The data.

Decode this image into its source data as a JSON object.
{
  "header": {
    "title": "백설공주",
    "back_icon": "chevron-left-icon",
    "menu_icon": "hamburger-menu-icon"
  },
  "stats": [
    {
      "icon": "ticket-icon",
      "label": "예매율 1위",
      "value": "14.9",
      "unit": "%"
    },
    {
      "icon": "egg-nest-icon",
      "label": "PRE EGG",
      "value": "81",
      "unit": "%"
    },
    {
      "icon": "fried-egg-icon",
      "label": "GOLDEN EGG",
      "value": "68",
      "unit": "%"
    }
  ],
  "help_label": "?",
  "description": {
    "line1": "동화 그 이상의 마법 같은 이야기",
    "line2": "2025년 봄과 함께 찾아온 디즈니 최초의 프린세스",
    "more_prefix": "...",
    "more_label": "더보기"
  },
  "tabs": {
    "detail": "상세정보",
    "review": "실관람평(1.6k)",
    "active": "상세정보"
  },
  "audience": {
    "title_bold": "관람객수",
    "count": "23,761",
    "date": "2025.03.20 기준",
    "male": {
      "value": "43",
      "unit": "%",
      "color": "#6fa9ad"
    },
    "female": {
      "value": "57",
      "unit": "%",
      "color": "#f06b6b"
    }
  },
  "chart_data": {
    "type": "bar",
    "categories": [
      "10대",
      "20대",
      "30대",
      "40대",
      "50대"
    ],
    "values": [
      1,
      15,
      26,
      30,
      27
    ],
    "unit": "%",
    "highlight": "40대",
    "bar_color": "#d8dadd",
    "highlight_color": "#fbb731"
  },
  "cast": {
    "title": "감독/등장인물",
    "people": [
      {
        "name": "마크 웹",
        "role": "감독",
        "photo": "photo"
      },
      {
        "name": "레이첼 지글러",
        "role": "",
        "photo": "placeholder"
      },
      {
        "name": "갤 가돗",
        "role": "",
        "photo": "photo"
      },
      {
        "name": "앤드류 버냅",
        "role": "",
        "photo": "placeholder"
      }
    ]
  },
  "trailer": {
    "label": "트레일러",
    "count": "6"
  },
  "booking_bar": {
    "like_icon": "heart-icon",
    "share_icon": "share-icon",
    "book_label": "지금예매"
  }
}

Problem. Write out the full listing, keeping every line exactly as it is.

Response to the exercise.
Decode this image into its source data as a JSON object.
{
  "header": {
    "title": "백설공주",
    "back_icon": "chevron-left-icon",
    "menu_icon": "hamburger-menu-icon"
  },
  "stats": [
    {
      "icon": "ticket-icon",
      "label": "예매율 1위",
      "value": "14.9",
      "unit": "%"
    },
    {
      "icon": "egg-nest-icon",
      "label": "PRE EGG",
      "value": "81",
      "unit": "%"
    },
    {
      "icon": "fried-egg-icon",
      "label": "GOLDEN EGG",
      "value": "68",
      "unit": "%"
    }
  ],
  "help_label": "?",
  "description": {
    "line1": "동화 그 이상의 마법 같은 이야기",
    "line2": "2025년 봄과 함께 찾아온 디즈니 최초의 프린세스",
    "more_prefix": "...",
    "more_label": "더보기"
  },
  "tabs": {
    "detail": "상세정보",
    "review": "실관람평(1.6k)",
    "active": "상세정보"
  },
  "audience": {
    "title_bold": "관람객수",
    "count": "23,761",
    "date": "2025.03.20 기준",
    "male": {
      "value": "43",
      "unit": "%",
      "color": "#6fa9ad"
    },
    "female": {
      "value": "57",
      "unit": "%",
      "color": "#f06b6b"
    }
  },
  "chart_data": {
    "type": "bar",
    "categories": [
      "10대",
      "20대",
      "30대",
      "40대",
      "50대"
    ],
    "values": [
      1,
      15,
      26,
      30,
      27
    ],
    "unit": "%",
    "highlight": "40대",
    "bar_color": "#d8dadd",
    "highlight_color": "#fbb731"
  },
  "cast": {
    "title": "감독/등장인물",
    "people": [
      {
        "name": "마크 웹",
        "role": "감독",
        "photo": "photo"
      },
      {
        "name": "레이첼 지글러",
        "role": "",
        "photo": "placeholder"
      },
      {
        "name": "갤 가돗",
        "role": "",
        "photo": "photo"
      },
      {
        "name": "앤드류 버냅",
        "role": "",
        "photo": "placeholder"
      }
    ]
  },
  "trailer": {
    "label": "트레일러",
    "count": "6"
  },
  "booking_bar": {
    "like_icon": "heart-icon",
    "share_icon": "share-icon",
    "book_label": "지금예매"
  }
}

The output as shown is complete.